(Work instructions) Every record should be repeated exactly, except that pictures are left out.

(Records that describe figures)
════
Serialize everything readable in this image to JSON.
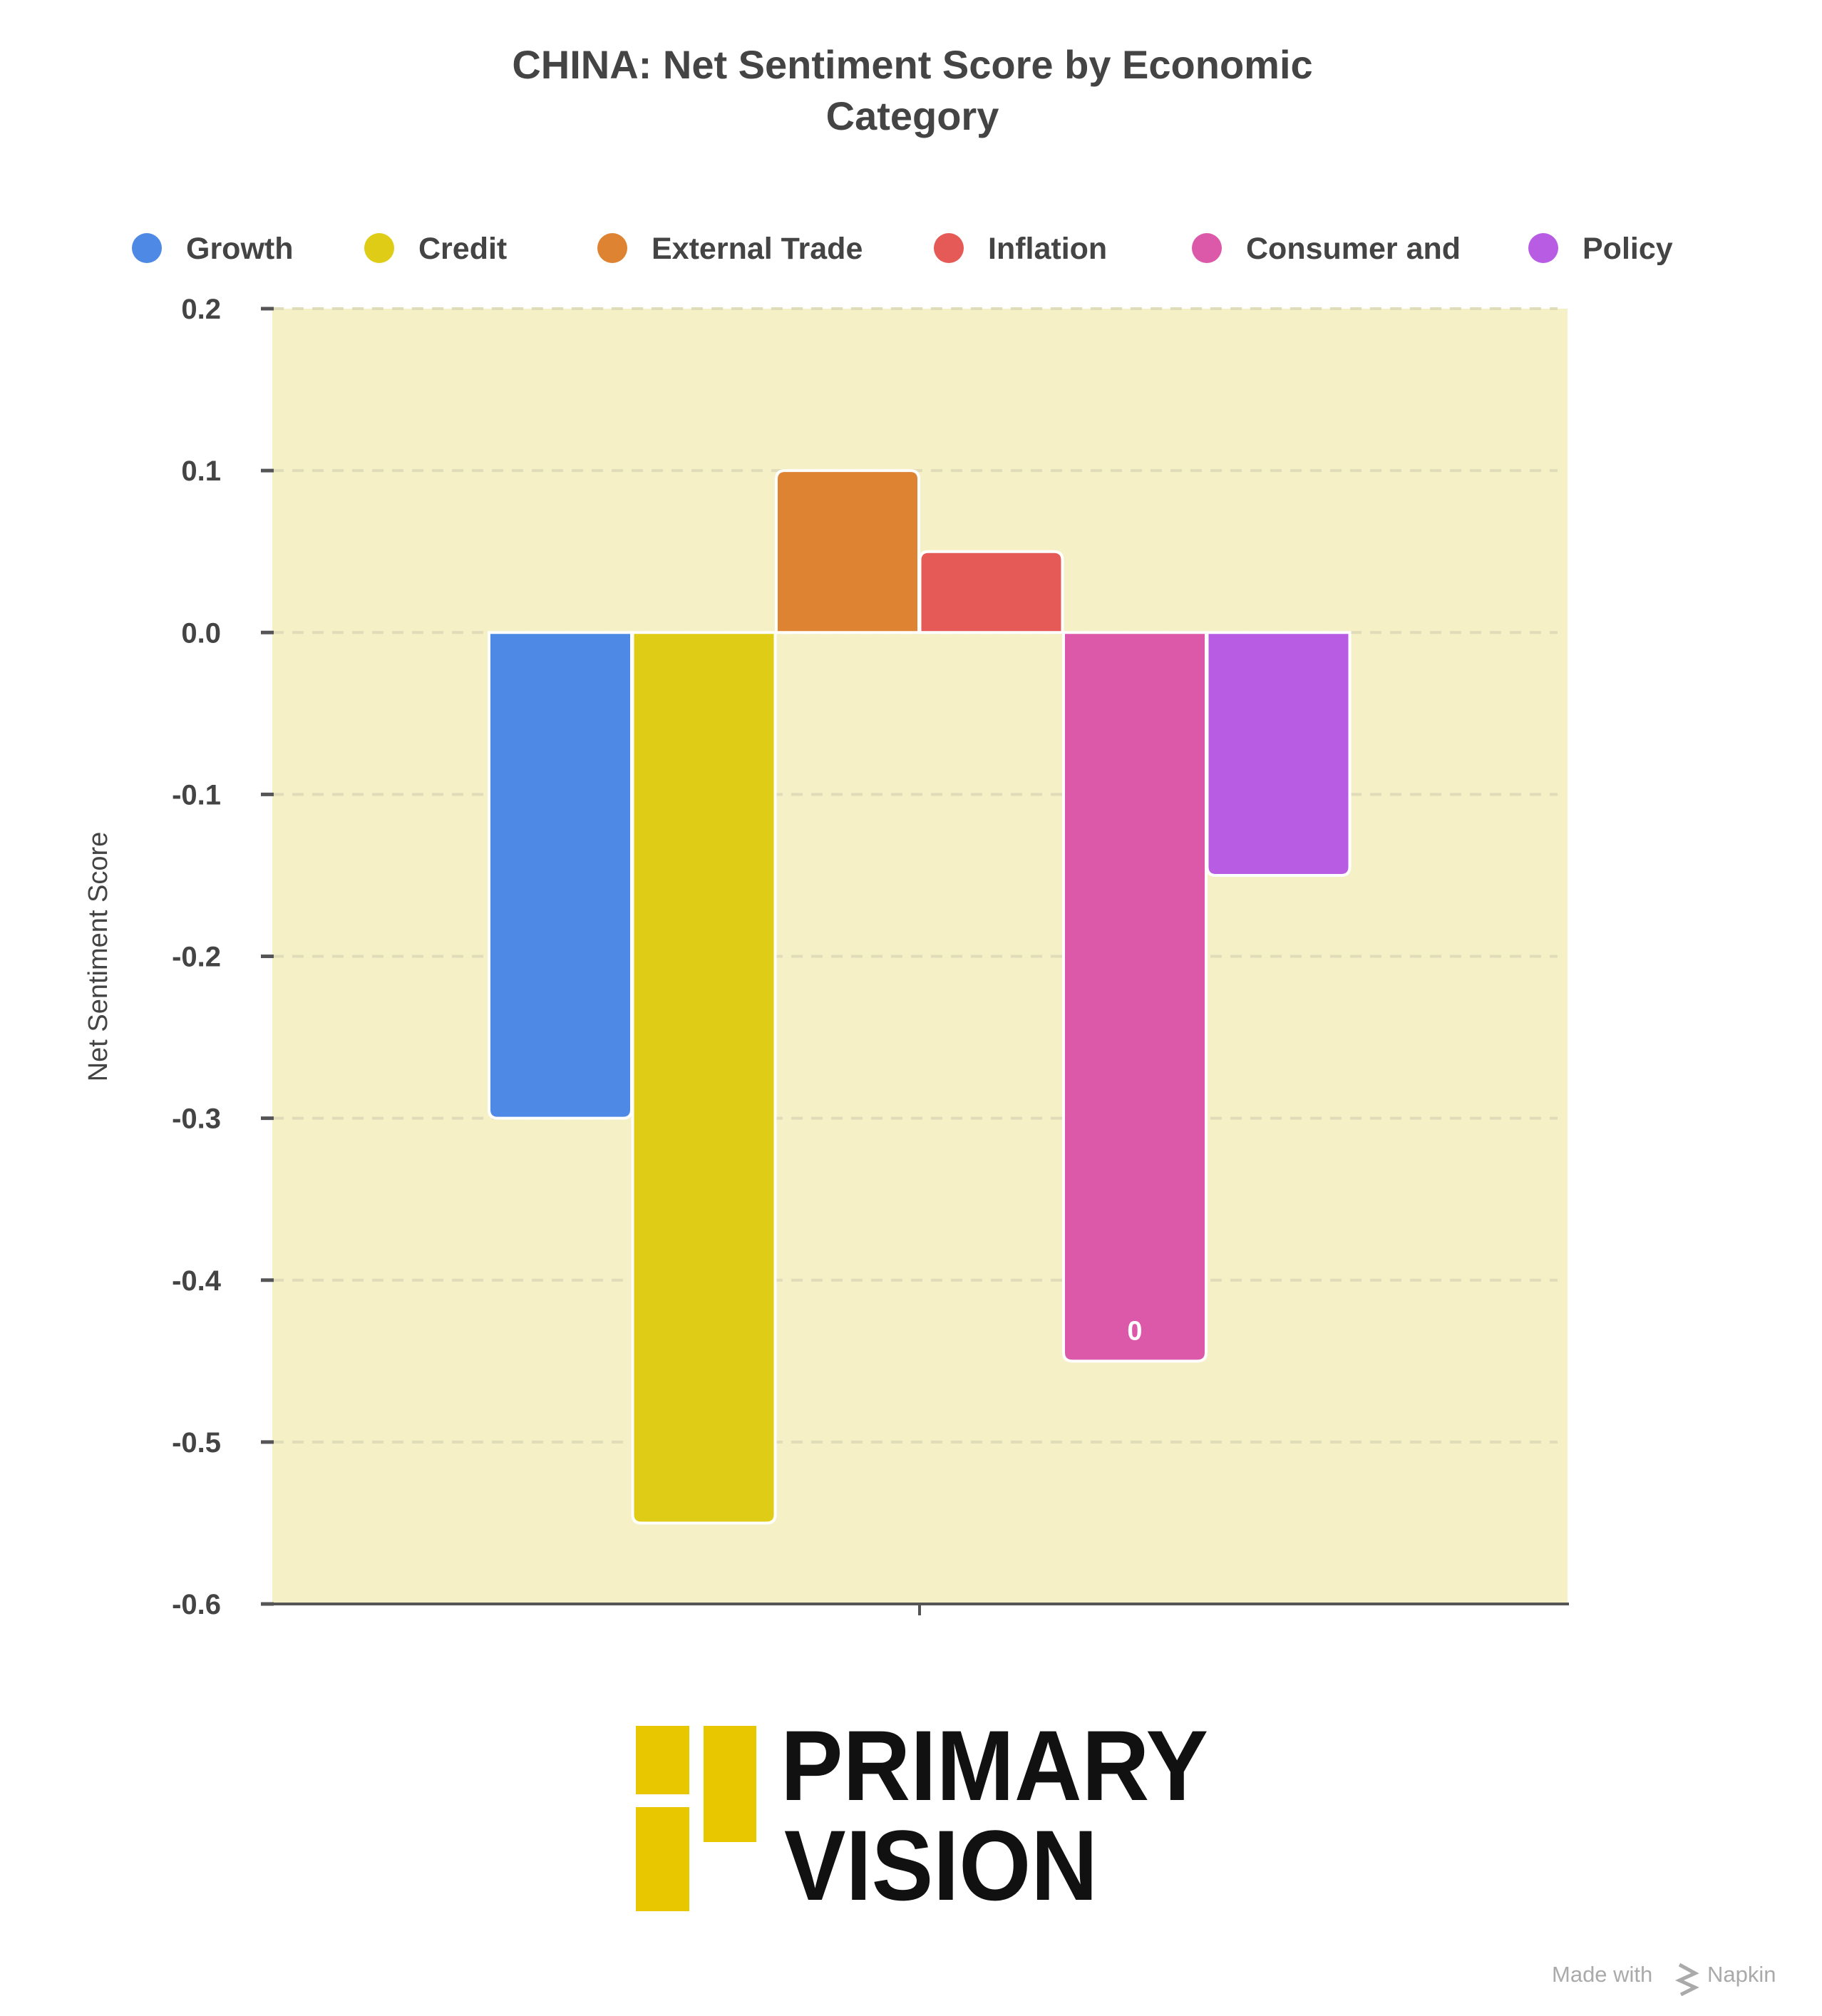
{
  "chart_data": {
    "type": "bar",
    "title_lines": [
      "CHINA: Net Sentiment Score by Economic",
      "Category"
    ],
    "ylabel": "Net Sentiment Score",
    "xlabel": "",
    "ylim": [
      -0.6,
      0.2
    ],
    "yticks": [
      "0.2",
      "0.1",
      "0.0",
      "-0.1",
      "-0.2",
      "-0.3",
      "-0.4",
      "-0.5",
      "-0.6"
    ],
    "ytick_values": [
      0.2,
      0.1,
      0.0,
      -0.1,
      -0.2,
      -0.3,
      -0.4,
      -0.5,
      -0.6
    ],
    "grid": true,
    "legend_position": "top",
    "plot_background": "#F5F0C5",
    "series": [
      {
        "name": "Growth",
        "value": -0.3,
        "color": "#4E89E6"
      },
      {
        "name": "Credit",
        "value": -0.55,
        "color": "#DFCC16"
      },
      {
        "name": "External Trade",
        "value": 0.1,
        "color": "#DD8332"
      },
      {
        "name": "Inflation",
        "value": 0.05,
        "color": "#E55A56"
      },
      {
        "name": "Consumer and",
        "value": -0.45,
        "color": "#DC58A8",
        "data_label": "0"
      },
      {
        "name": "Policy",
        "value": -0.15,
        "color": "#B85DE3"
      }
    ]
  },
  "logo": {
    "line1": "PRIMARY",
    "line2": "VISION",
    "color": "#E8C600"
  },
  "footer": {
    "made_with": "Made with",
    "brand": "Napkin"
  }
}
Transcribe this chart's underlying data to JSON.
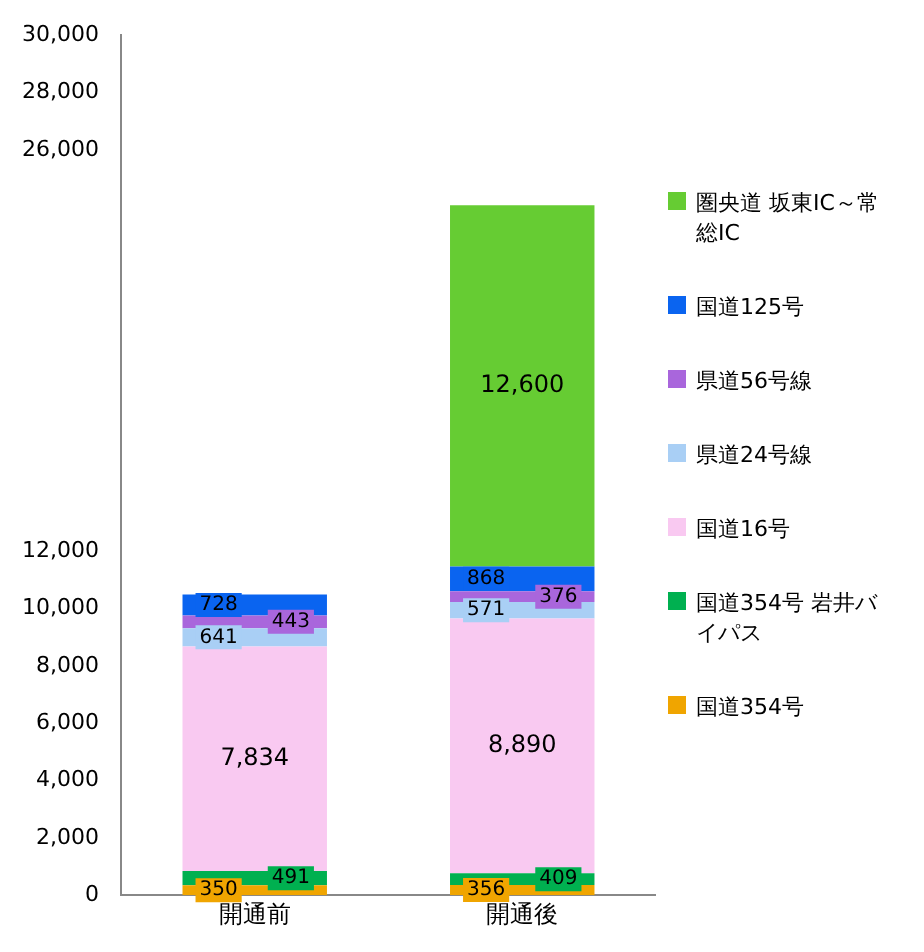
{
  "chart_data": {
    "type": "bar",
    "stacked": true,
    "categories": [
      "開通前",
      "開通後"
    ],
    "series": [
      {
        "name": "国道354号",
        "color": "#f0a500",
        "values": [
          350,
          356
        ]
      },
      {
        "name": "国道354号 岩井バイパス",
        "color": "#00b050",
        "values": [
          491,
          409
        ]
      },
      {
        "name": "国道16号",
        "color": "#f9c9f1",
        "values": [
          7834,
          8890
        ],
        "value_labels": [
          "7,834",
          "8,890"
        ]
      },
      {
        "name": "県道24号線",
        "color": "#a9cff5",
        "values": [
          641,
          571
        ]
      },
      {
        "name": "県道56号線",
        "color": "#a966dc",
        "values": [
          443,
          376
        ]
      },
      {
        "name": "国道125号",
        "color": "#0a64f0",
        "values": [
          728,
          868
        ]
      },
      {
        "name": "圏央道 坂東IC～常総IC",
        "color": "#66cc33",
        "values": [
          null,
          12600
        ],
        "value_labels": [
          null,
          "12,600"
        ]
      }
    ],
    "ylim": [
      0,
      30000
    ],
    "yticks": [
      0,
      {
        "value": 2000,
        "label": "2,000"
      },
      {
        "value": 4000,
        "label": "4,000"
      },
      {
        "value": 6000,
        "label": "6,000"
      },
      {
        "value": 8000,
        "label": "8,000"
      },
      {
        "value": 10000,
        "label": "10,000"
      },
      {
        "value": 12000,
        "label": "12,000"
      },
      {
        "value": 26000,
        "label": "26,000"
      },
      {
        "value": 28000,
        "label": "28,000"
      },
      {
        "value": 30000,
        "label": "30,000"
      }
    ],
    "grid": false,
    "legend": "right",
    "data_labels": true
  }
}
════
(The reply)
Serialize everything readable in this image to JSON.
{
  "chart_data": {
    "type": "bar",
    "title_lines": [
      "CHINA: Net Sentiment Score by Economic",
      "Category"
    ],
    "ylabel": "Net Sentiment Score",
    "xlabel": "",
    "ylim": [
      -0.6,
      0.2
    ],
    "yticks": [
      "0.2",
      "0.1",
      "0.0",
      "-0.1",
      "-0.2",
      "-0.3",
      "-0.4",
      "-0.5",
      "-0.6"
    ],
    "ytick_values": [
      0.2,
      0.1,
      0.0,
      -0.1,
      -0.2,
      -0.3,
      -0.4,
      -0.5,
      -0.6
    ],
    "grid": true,
    "legend_position": "top",
    "plot_background": "#F5F0C5",
    "series": [
      {
        "name": "Growth",
        "value": -0.3,
        "color": "#4E89E6"
      },
      {
        "name": "Credit",
        "value": -0.55,
        "color": "#DFCC16"
      },
      {
        "name": "External Trade",
        "value": 0.1,
        "color": "#DD8332"
      },
      {
        "name": "Inflation",
        "value": 0.05,
        "color": "#E55A56"
      },
      {
        "name": "Consumer and",
        "value": -0.45,
        "color": "#DC58A8",
        "data_label": "0"
      },
      {
        "name": "Policy",
        "value": -0.15,
        "color": "#B85DE3"
      }
    ]
  },
  "logo": {
    "line1": "PRIMARY",
    "line2": "VISION",
    "color": "#E8C600"
  },
  "footer": {
    "made_with": "Made with",
    "brand": "Napkin"
  }
}
Transcribe this chart's underlying data to JSON.
{
  "chart_data": {
    "type": "bar",
    "stacked": true,
    "categories": [
      "開通前",
      "開通後"
    ],
    "series": [
      {
        "name": "国道354号",
        "color": "#f0a500",
        "values": [
          350,
          356
        ]
      },
      {
        "name": "国道354号 岩井バイパス",
        "color": "#00b050",
        "values": [
          491,
          409
        ]
      },
      {
        "name": "国道16号",
        "color": "#f9c9f1",
        "values": [
          7834,
          8890
        ],
        "value_labels": [
          "7,834",
          "8,890"
        ]
      },
      {
        "name": "県道24号線",
        "color": "#a9cff5",
        "values": [
          641,
          571
        ]
      },
      {
        "name": "県道56号線",
        "color": "#a966dc",
        "values": [
          443,
          376
        ]
      },
      {
        "name": "国道125号",
        "color": "#0a64f0",
        "values": [
          728,
          868
        ]
      },
      {
        "name": "圏央道 坂東IC～常総IC",
        "color": "#66cc33",
        "values": [
          null,
          12600
        ],
        "value_labels": [
          null,
          "12,600"
        ]
      }
    ],
    "ylim": [
      0,
      30000
    ],
    "yticks": [
      0,
      {
        "value": 2000,
        "label": "2,000"
      },
      {
        "value": 4000,
        "label": "4,000"
      },
      {
        "value": 6000,
        "label": "6,000"
      },
      {
        "value": 8000,
        "label": "8,000"
      },
      {
        "value": 10000,
        "label": "10,000"
      },
      {
        "value": 12000,
        "label": "12,000"
      },
      {
        "value": 26000,
        "label": "26,000"
      },
      {
        "value": 28000,
        "label": "28,000"
      },
      {
        "value": 30000,
        "label": "30,000"
      }
    ],
    "grid": false,
    "legend": "right",
    "data_labels": true
  }
}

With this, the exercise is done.